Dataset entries
## Start

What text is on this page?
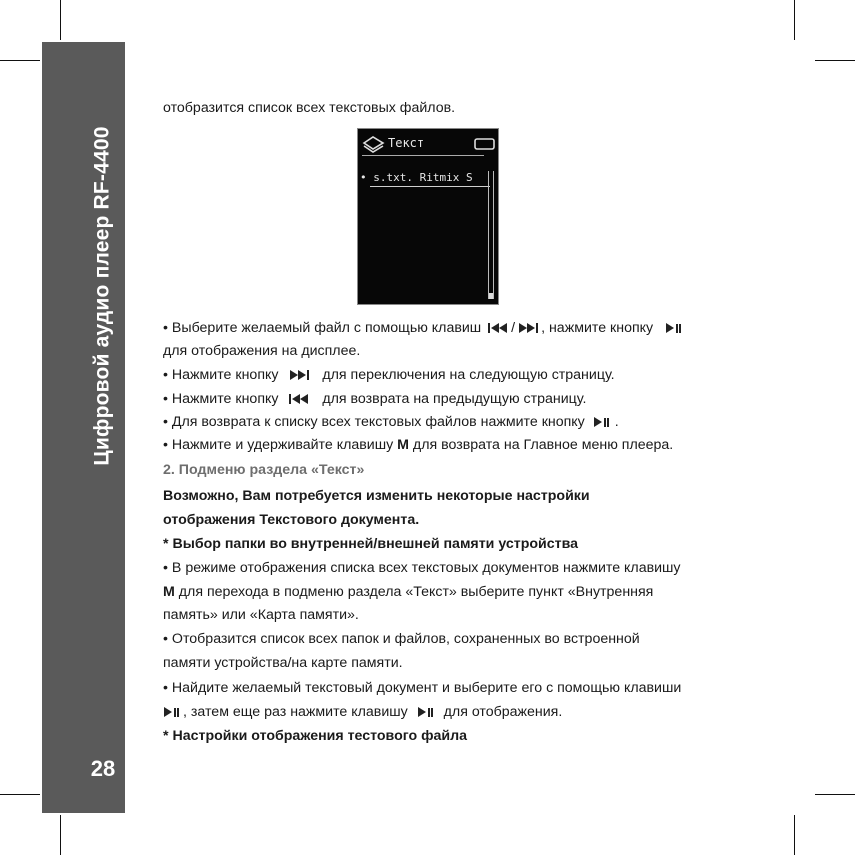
Цифровой аудио плеер RF-4400
28
Текст
• s.txt. Ritmix S
отобразится список всех текстовых файлов.
• Выберите желаемый файл с помощью клавиш / , нажмите кнопку
для отображения на дисплее.
• Нажмите кнопку	для переключения на следующую страницу.
• Нажмите кнопку	для возврата на предыдущую страницу.
• Для возврата к списку всех текстовых файлов нажмите кнопку .
• Нажмите и удерживайте клавишу M для возврата на Главное меню плеера.
2. Подменю раздела «Текст»
Возможно, Вам потребуется изменить некоторые настройки
отображения Текстового документа.
* Выбор папки во внутренней/внешней памяти устройства
• В режиме отображения списка всех текстовых документов нажмите клавишу
M для перехода в подменю раздела «Текст» выберите пункт «Внутренняя
память» или «Карта памяти».
• Отобразится список всех папок и файлов, сохраненных во встроенной
памяти устройства/на карте памяти.
• Найдите желаемый текстовый документ и выберите его с помощью клавиши
, затем еще раз нажмите клавишу	для отображения.
* Настройки отображения тестового файла
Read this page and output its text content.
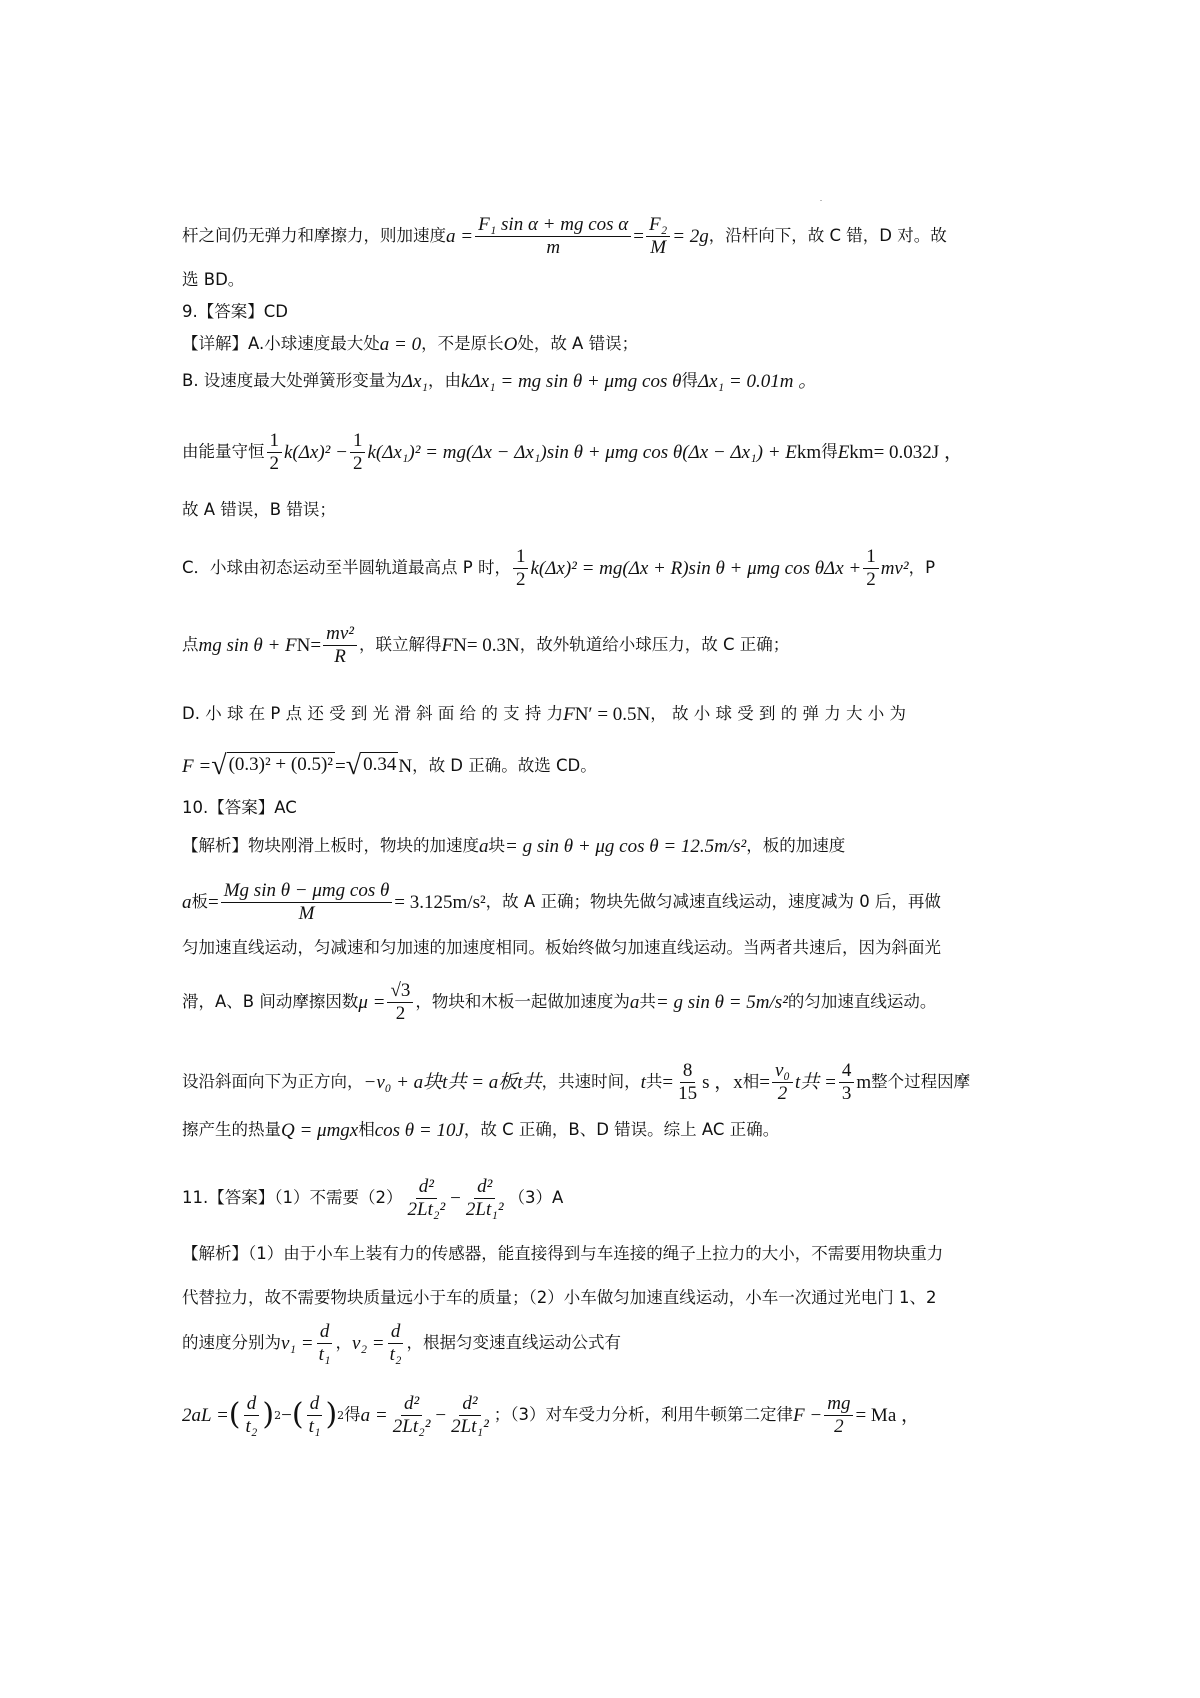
杆之间仍无弹力和摩擦力，则加速度 $a = \frac{\text{F₁ sin α + mg cos α}}{m} = \frac{\text{F₂}}{M} = 2g$ ，沿杆向下，故 C 错，D 对。故
选 BD。
9.【答案】CD
【详解】A.小球速度最大处 a = 0 ，不是原长 O 处，故 A 错误；
B. 设速度最大处弹簧形变量为 Δx₁ ，由 kΔx₁ = mg sin θ + μmg cos θ 得 Δx₁ = 0.01m 。
由能量守恒 $\frac{1}{2} k(\Delta x)^2 - \frac{1}{2} k(\Delta x_1)^2 = mg(\Delta x - \Delta x_1)\sin$ θ + μmg cos θ(Δx − Δx₁) + E km 得 E km = 0.032J ，
故 A 错误，B 错误；
C．小球由初态运动至半圆轨道最高点 P 时， $\frac{1}{2} k(\Delta x)^2 = mg(\Delta x + R)\sin$ θ + μmg $\cos \theta\Delta x + \frac{1}{2} mv^2$ ，P
点 mg sin θ + F $N = \frac{\text{mv²}}{R}$ ，联立解得 F N = 0.3N ，故外轨道给小球压力，故 C 正确；
D. 小 球 在 P 点 还 受 到 光 滑 斜 面 给 的 支 持 力 F N ′ = 0.5N ， 故 小 球 受 到 的 弹 力 大 小 为
F = √ (0.3)² + (0.5)² = √ 0.34 N ，故 D 正确。故选 CD。
10.【答案】AC
【解析】物块刚滑上板时，物块的加速度 a 块 = g sin θ + μg cos θ = 12.5m/s² ，板的加速度
a 板 = $\frac{\text{Mg sin θ − μmg cos θ}}{M} = 3.125m/s^2$ ，故 A 正确；物块先做匀减速直线运动，速度减为 0 后，再做
匀加速直线运动，匀减速和匀加速的加速度相同。板始终做匀加速直线运动。当两者共速后，因为斜面光
滑，A、B 间动摩擦因数 $\mu = \frac{√3}{2}$ ，物块和木板一起做加速度为 a 共 = g sin θ = 5m/s² 的匀加速直线运动。
设沿斜面向下为正方向， −v₀ + a块t共 = a板t共 ，共速时间， t 共 = $\frac{8}{15}$ s ， x 相 = $\frac{\text{v₀}}{2}$ t共 = $\frac{4}{3}$ m 整个过程因摩
擦产生的热量 Q = μmgx 相 cos θ = 10J ，故 C 正确，B、D 错误。综上 AC 正确。
11.【答案】（1）不需要$(2) \frac{\text{d²}}{\text{2Lt₂²}} - \frac{\text{d²}}{\text{2Lt₁²}} (3)A$
【解析】（1）由于小车上装有力的传感器，能直接得到与车连接的绳子上拉力的大小，不需要用物块重力
代替拉力，故不需要物块质量远小于车的质量；（2）小车做匀加速直线运动，小车一次通过光电门 1、2
的速度分别为 $v_1 = \frac{d}{\text{t₁}}$ ， $v_2 = \frac{d}{\text{t₂}}$ ，根据匀变速直线运动公式有
2aL = ( $\frac{d}{\text{t₂}}$ ) 2 − ( $\frac{d}{\text{t₁}}$ ) 2 得 $a = \frac{\text{d²}}{\text{2Lt₂²}} - \frac{\text{d²}}{\text{2Lt₁²}}$ ；（3）对车受力分析，利用牛顿第二定律 $F - \frac{mg}{2} = Ma$ ，
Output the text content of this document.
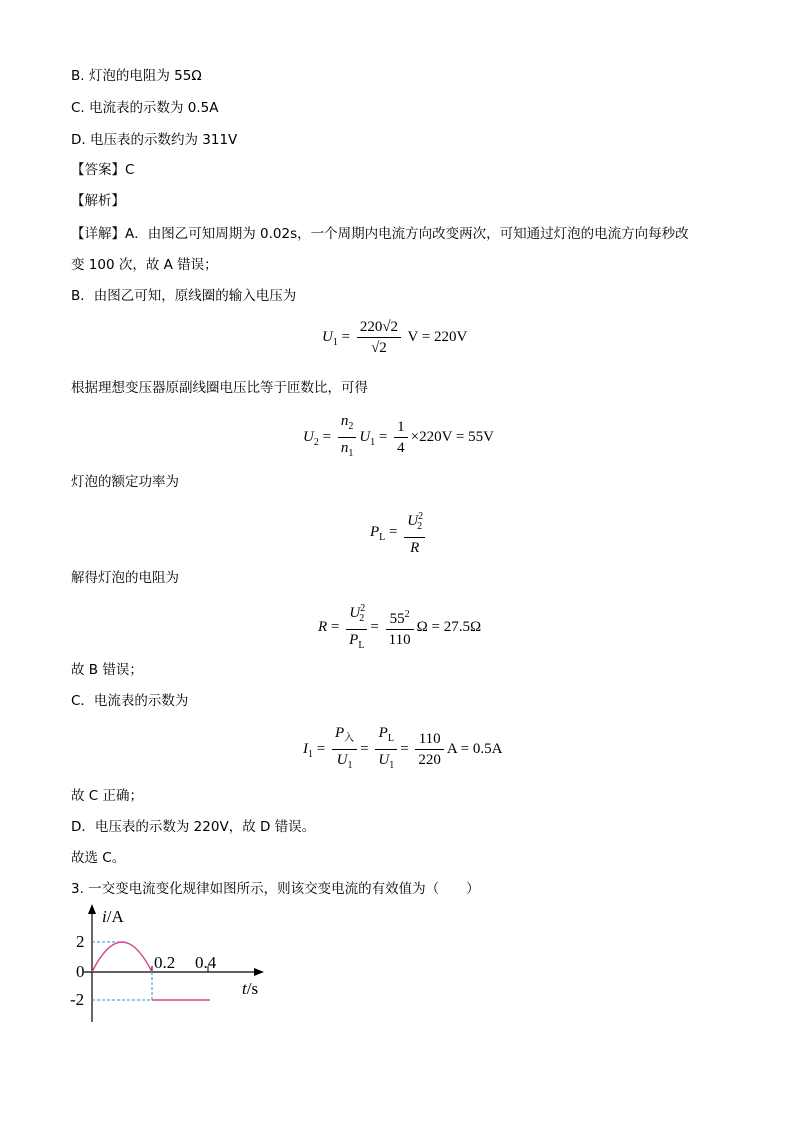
B. 灯泡的电阻为 55Ω
C. 电流表的示数为 0.5A
D. 电压表的示数约为 311V
【答案】C
【解析】
【详解】A．由图乙可知周期为 0.02s，一个周期内电流方向改变两次，可知通过灯泡的电流方向每秒改
变 100 次，故 A 错误；
B．由图乙可知，原线圈的输入电压为
$U_1 = \frac{220√2}{√2}$ V = 220V
根据理想变压器原副线圈电压比等于匝数比，可得
$U_2 = \frac{n_2}{n_1} U_1 = \frac{1}{4} \times 220V = 55V$
灯泡的额定功率为
$P_L = \frac{U^2_2}{R}$
解得灯泡的电阻为
$R = \frac{U^2_2}{P_L} = \frac{55^2}{110}$ Ω = 27.5Ω
故 B 错误；
C．电流表的示数为
$I_1 = \frac{P_入}{U_1} = \frac{P_L}{U_1} = \frac{110}{220}$ A = 0.5A
故 C 正确；
D．电压表的示数为 220V，故 D 错误。
故选 C。
3. 一交变电流变化规律如图所示，则该交变电流的有效值为（　　）
i/A
2
0
-2
0.2 0.4
t/s
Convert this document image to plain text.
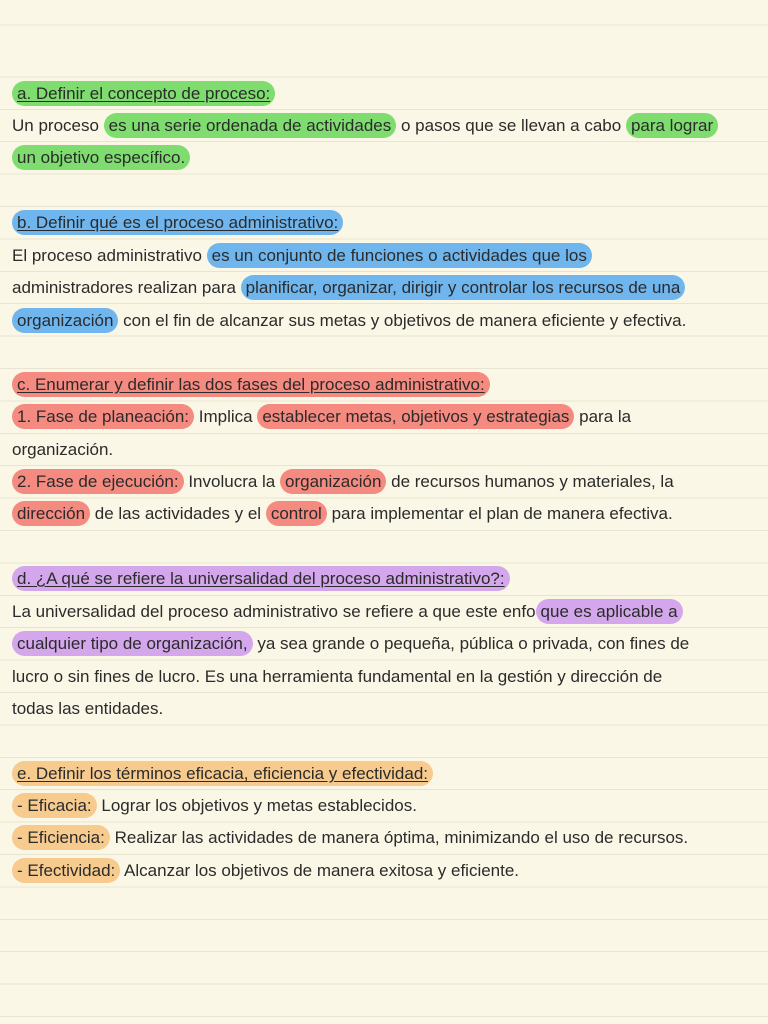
a. Definir el concepto de proceso:
Un proceso es una serie ordenada de actividades o pasos que se llevan a cabo para lograr
un objetivo específico.
b. Definir qué es el proceso administrativo:
El proceso administrativo es un conjunto de funciones o actividades que los
administradores realizan para planificar, organizar, dirigir y controlar los recursos de una
organización con el fin de alcanzar sus metas y objetivos de manera eficiente y efectiva.
c. Enumerar y definir las dos fases del proceso administrativo:
1. Fase de planeación: Implica establecer metas, objetivos y estrategias para la
organización.
2. Fase de ejecución: Involucra la organización de recursos humanos y materiales, la
dirección de las actividades y el control para implementar el plan de manera efectiva.
d. ¿A qué se refiere la universalidad del proceso administrativo?:
La universalidad del proceso administrativo se refiere a que este enfo que es aplicable a
cualquier tipo de organización, ya sea grande o pequeña, pública o privada, con fines de
lucro o sin fines de lucro. Es una herramienta fundamental en la gestión y dirección de
todas las entidades.
e. Definir los términos eficacia, eficiencia y efectividad:
- Eficacia: Lograr los objetivos y metas establecidos.
- Eficiencia: Realizar las actividades de manera óptima, minimizando el uso de recursos.
- Efectividad: Alcanzar los objetivos de manera exitosa y eficiente.
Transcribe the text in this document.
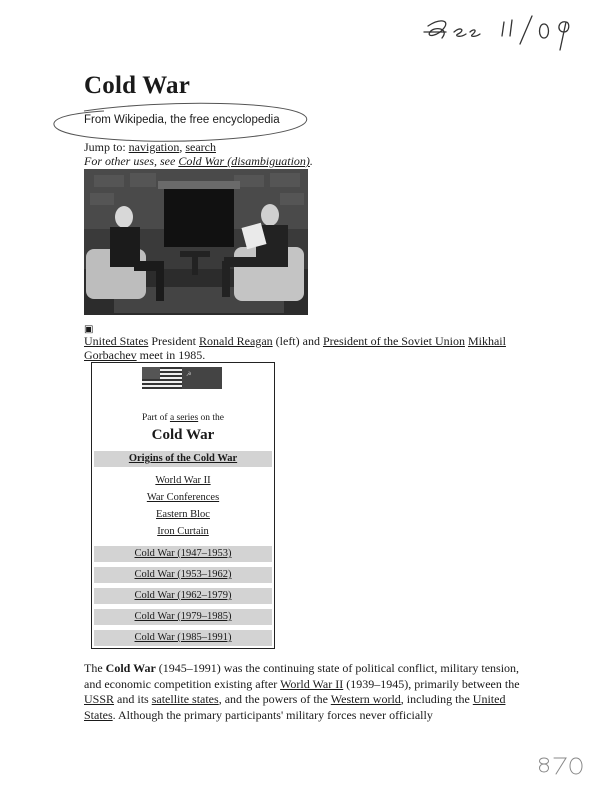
Cold War
From Wikipedia, the free encyclopedia
Jump to: navigation, search
For other uses, see Cold War (disambiguation).
▣
United States President Ronald Reagan (left) and President of the Soviet Union Mikhail Gorbachev meet in 1985.
☭
Part of a series on the
Cold War
Origins of the Cold War
World War II
War Conferences
Eastern Bloc
Iron Curtain
Cold War (1947–1953)
Cold War (1953–1962)
Cold War (1962–1979)
Cold War (1979–1985)
Cold War (1985–1991)
The Cold War (1945–1991) was the continuing state of political conflict, military tension, and economic competition existing after World War II (1939–1945), primarily between the USSR and its satellite states, and the powers of the Western world, including the United States. Although the primary participants' military forces never officially
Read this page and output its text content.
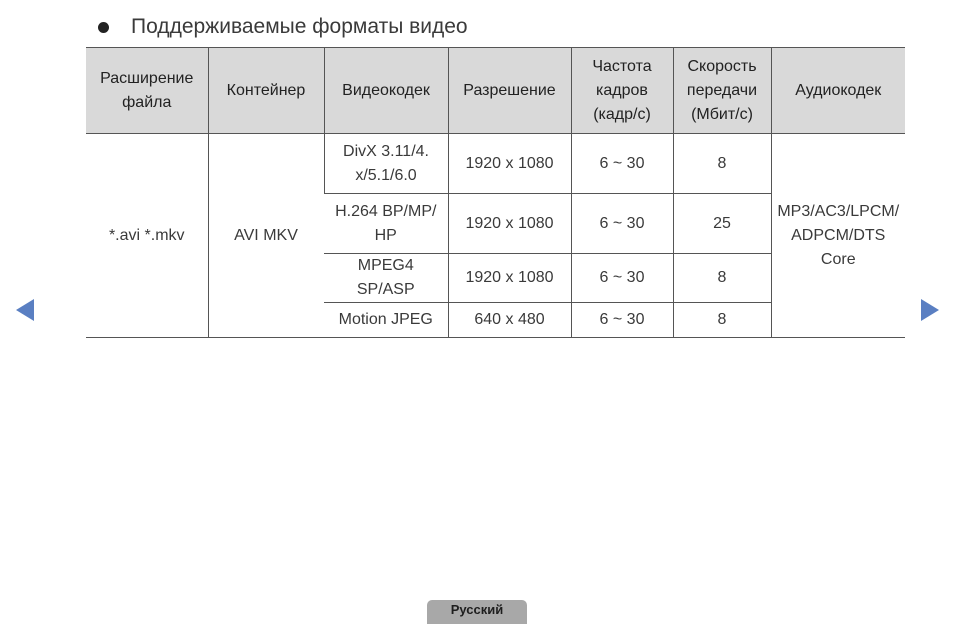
Поддерживаемые форматы видео
Расширение файла	Контейнер	Видеокодек	Разрешение	Частота кадров (кадр/с)	Скорость передачи (Мбит/с)	Аудиокодек
*.avi *.mkv	AVI MKV	DivX 3.11/4. x/5.1/6.0	1920 x 1080	6 ~ 30	8	MP3/AC3/LPCM/ ADPCM/DTS Core
		H.264 BP/MP/ HP	1920 x 1080	6 ~ 30	25	
		MPEG4 SP/ASP	1920 x 1080	6 ~ 30	8	
		Motion JPEG	640 x 480	6 ~ 30	8	
Русский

## End

From the records, copy every line that has the string "metas" in it.

▶ **Result below**
organización con el fin de alcanzar sus metas y objetivos de manera eficiente y efectiva.
1. Fase de planeación: Implica establecer metas, objetivos y estrategias para la
- Eficacia: Lograr los objetivos y metas establecidos.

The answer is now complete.